(Stored data entries)
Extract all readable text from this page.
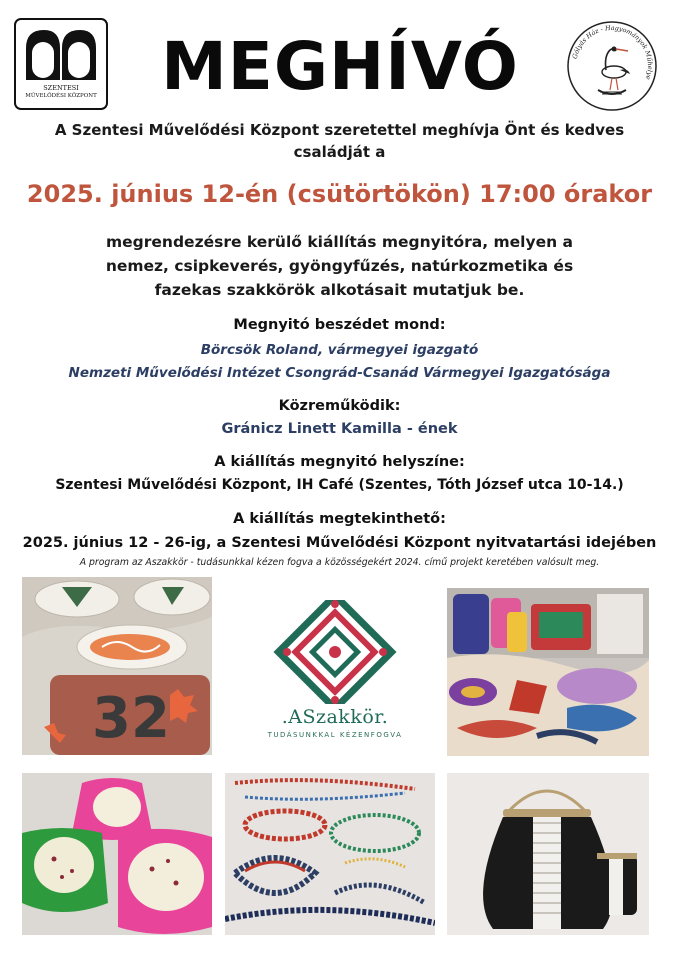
SZENTESI
MŰVELŐDÉSI KÖZPONT MEGHÍVÓ	Gólyás Ház - Hagyományok Műhelye
A Szentesi Művelődési Központ szeretettel meghívja Önt és kedves
családját a
2025. június 12-én (csütörtökön) 17:00 órakor
megrendezésre kerülő kiállítás megnyitóra, melyen a
nemez, csipkeverés, gyöngyfűzés, natúrkozmetika és
fazekas szakkörök alkotásait mutatjuk be.
Megnyitó beszédet mond:
Börcsök Roland, vármegyei igazgató
Nemzeti Művelődési Intézet Csongrád-Csanád Vármegyei Igazgatósága
Közreműködik:
Gránicz Linett Kamilla - ének
A kiállítás megnyitó helyszíne:
Szentesi Művelődési Központ, IH Café (Szentes, Tóth József utca 10-14.)
A kiállítás megtekinthető:
2025. június 12 - 26-ig, a Szentesi Művelődési Központ nyitvatartási idejében
A program az Aszakkör - tudásunkkal kézen fogva a közösségekért 2024. című projekt keretében valósult meg.
32	.ASzakkör.
TUDÁSUNKKAL KÉZENFOGVA
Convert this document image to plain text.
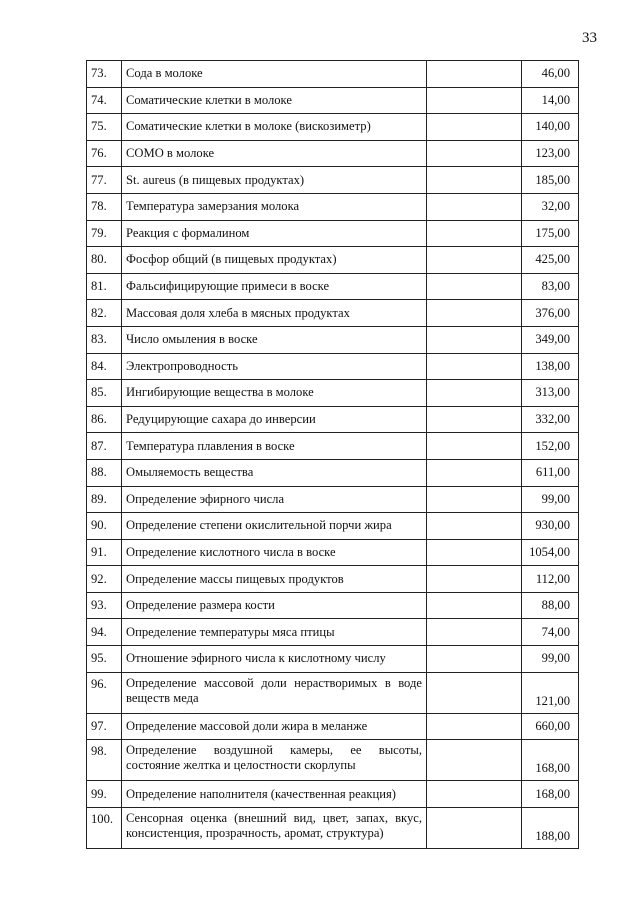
33
73.	Сода в молоке		46,00
74.	Соматические клетки в молоке		14,00
75.	Соматические клетки в молоке (вискозиметр)		140,00
76.	СОМО в молоке		123,00
77.	St. aureus (в пищевых продуктах)		185,00
78.	Температура замерзания молока		32,00
79.	Реакция с формалином		175,00
80.	Фосфор общий (в пищевых продуктах)		425,00
81.	Фальсифицирующие примеси в воске		83,00
82.	Массовая доля хлеба в мясных продуктах		376,00
83.	Число омыления в воске		349,00
84.	Электропроводность		138,00
85.	Ингибирующие вещества в молоке		313,00
86.	Редуцирующие сахара до инверсии		332,00
87.	Температура плавления в воске		152,00
88.	Омыляемость вещества		611,00
89.	Определение эфирного числа		99,00
90.	Определение степени окислительной порчи жира		930,00
91.	Определение кислотного числа в воске		1054,00
92.	Определение массы пищевых продуктов		112,00
93.	Определение размера кости		88,00
94.	Определение температуры мяса птицы		74,00
95.	Отношение эфирного числа к кислотному числу		99,00
96.	Определение массовой доли нерастворимых в воде веществ меда		121,00
97.	Определение массовой доли жира в меланже		660,00
98.	Определение воздушной камеры, ее высоты, состояние желтка и целостности скорлупы		168,00
99.	Определение наполнителя (качественная реакция)		168,00
100.	Сенсорная оценка (внешний вид, цвет, запах, вкус, консистенция, прозрачность, аромат, структура)		188,00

§ Stated task
Please set down each line of the data above exactly as written, without the pictures.

§ Exercise output
Extract all readable text from this page.
SZENTESI
MŰVELŐDÉSI KÖZPONT MEGHÍVÓ	Gólyás Ház - Hagyományok Műhelye
A Szentesi Művelődési Központ szeretettel meghívja Önt és kedves
családját a
2025. június 12-én (csütörtökön) 17:00 órakor
megrendezésre kerülő kiállítás megnyitóra, melyen a
nemez, csipkeverés, gyöngyfűzés, natúrkozmetika és
fazekas szakkörök alkotásait mutatjuk be.
Megnyitó beszédet mond:
Börcsök Roland, vármegyei igazgató
Nemzeti Művelődési Intézet Csongrád-Csanád Vármegyei Igazgatósága
Közreműködik:
Gránicz Linett Kamilla - ének
A kiállítás megnyitó helyszíne:
Szentesi Művelődési Központ, IH Café (Szentes, Tóth József utca 10-14.)
A kiállítás megtekinthető:
2025. június 12 - 26-ig, a Szentesi Művelődési Központ nyitvatartási idejében
A program az Aszakkör - tudásunkkal kézen fogva a közösségekért 2024. című projekt keretében valósult meg.
32	.ASzakkör.
TUDÁSUNKKAL KÉZENFOGVA
Convert this document image to plain text.
33
73.	Сода в молоке		46,00
74.	Соматические клетки в молоке		14,00
75.	Соматические клетки в молоке (вискозиметр)		140,00
76.	СОМО в молоке		123,00
77.	St. aureus (в пищевых продуктах)		185,00
78.	Температура замерзания молока		32,00
79.	Реакция с формалином		175,00
80.	Фосфор общий (в пищевых продуктах)		425,00
81.	Фальсифицирующие примеси в воске		83,00
82.	Массовая доля хлеба в мясных продуктах		376,00
83.	Число омыления в воске		349,00
84.	Электропроводность		138,00
85.	Ингибирующие вещества в молоке		313,00
86.	Редуцирующие сахара до инверсии		332,00
87.	Температура плавления в воске		152,00
88.	Омыляемость вещества		611,00
89.	Определение эфирного числа		99,00
90.	Определение степени окислительной порчи жира		930,00
91.	Определение кислотного числа в воске		1054,00
92.	Определение массы пищевых продуктов		112,00
93.	Определение размера кости		88,00
94.	Определение температуры мяса птицы		74,00
95.	Отношение эфирного числа к кислотному числу		99,00
96.	Определение массовой доли нерастворимых в воде веществ меда		121,00
97.	Определение массовой доли жира в меланже		660,00
98.	Определение воздушной камеры, ее высоты, состояние желтка и целостности скорлупы		168,00
99.	Определение наполнителя (качественная реакция)		168,00
100.	Сенсорная оценка (внешний вид, цвет, запах, вкус, консистенция, прозрачность, аромат, структура)		188,00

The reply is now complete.